Collected data:
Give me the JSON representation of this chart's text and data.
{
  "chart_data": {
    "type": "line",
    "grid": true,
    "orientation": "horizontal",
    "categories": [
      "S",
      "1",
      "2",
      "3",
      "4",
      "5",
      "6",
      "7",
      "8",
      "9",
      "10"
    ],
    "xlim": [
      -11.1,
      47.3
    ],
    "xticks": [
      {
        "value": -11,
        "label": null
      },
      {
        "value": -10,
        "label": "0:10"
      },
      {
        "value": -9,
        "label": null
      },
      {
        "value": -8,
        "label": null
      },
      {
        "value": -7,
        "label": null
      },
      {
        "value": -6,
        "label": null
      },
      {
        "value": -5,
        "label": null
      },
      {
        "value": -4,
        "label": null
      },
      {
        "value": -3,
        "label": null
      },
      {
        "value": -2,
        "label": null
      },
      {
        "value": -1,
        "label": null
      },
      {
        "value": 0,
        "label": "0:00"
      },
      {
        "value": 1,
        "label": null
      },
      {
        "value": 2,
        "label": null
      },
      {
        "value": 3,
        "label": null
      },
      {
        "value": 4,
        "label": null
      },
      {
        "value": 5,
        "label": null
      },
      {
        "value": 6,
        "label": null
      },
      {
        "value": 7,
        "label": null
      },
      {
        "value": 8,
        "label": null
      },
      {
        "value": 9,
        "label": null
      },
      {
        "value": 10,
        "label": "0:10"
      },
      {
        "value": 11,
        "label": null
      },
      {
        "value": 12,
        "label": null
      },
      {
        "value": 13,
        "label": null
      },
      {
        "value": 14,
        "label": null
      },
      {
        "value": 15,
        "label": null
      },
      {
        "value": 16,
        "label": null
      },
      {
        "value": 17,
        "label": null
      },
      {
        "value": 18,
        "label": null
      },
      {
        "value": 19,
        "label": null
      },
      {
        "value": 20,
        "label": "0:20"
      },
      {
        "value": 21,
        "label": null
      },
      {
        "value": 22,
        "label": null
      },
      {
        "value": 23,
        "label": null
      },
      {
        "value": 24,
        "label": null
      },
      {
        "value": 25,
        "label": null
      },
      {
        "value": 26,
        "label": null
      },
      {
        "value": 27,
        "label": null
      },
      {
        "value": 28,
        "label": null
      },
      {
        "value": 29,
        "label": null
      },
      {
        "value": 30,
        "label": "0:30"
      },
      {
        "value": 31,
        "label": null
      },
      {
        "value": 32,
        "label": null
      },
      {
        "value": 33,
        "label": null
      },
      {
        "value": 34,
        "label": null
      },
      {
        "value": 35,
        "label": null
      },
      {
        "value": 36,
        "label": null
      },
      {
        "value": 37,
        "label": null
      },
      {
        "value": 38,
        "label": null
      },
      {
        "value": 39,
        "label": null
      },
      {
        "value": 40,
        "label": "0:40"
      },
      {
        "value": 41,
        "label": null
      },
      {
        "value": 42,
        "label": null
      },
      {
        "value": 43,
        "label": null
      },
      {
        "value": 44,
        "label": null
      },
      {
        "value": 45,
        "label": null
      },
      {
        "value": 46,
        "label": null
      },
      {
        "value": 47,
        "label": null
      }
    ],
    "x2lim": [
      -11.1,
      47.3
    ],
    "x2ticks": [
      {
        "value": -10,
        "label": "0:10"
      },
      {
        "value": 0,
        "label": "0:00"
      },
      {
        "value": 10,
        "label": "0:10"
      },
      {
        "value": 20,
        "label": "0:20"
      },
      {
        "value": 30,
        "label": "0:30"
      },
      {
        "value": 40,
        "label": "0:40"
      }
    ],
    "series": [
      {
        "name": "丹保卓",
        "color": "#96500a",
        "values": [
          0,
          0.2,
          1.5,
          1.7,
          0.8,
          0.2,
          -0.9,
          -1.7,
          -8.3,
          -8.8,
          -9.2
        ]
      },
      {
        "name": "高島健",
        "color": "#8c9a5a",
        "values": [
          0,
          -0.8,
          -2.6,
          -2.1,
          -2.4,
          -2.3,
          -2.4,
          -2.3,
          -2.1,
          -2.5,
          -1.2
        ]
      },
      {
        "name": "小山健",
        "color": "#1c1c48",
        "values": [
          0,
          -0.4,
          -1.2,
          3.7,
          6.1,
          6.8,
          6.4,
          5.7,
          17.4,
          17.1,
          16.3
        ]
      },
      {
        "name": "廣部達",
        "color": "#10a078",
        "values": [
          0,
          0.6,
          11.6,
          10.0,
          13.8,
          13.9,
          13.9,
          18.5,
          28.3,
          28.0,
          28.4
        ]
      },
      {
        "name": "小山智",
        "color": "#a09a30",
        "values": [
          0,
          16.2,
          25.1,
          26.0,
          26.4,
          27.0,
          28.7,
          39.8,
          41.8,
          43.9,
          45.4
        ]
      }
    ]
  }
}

What to do.
Pull every line containing "name" from the material above.

Correct answer.
        "name": "丹保卓",
        "name": "高島健",
        "name": "小山健",
        "name": "廣部達",
        "name": "小山智",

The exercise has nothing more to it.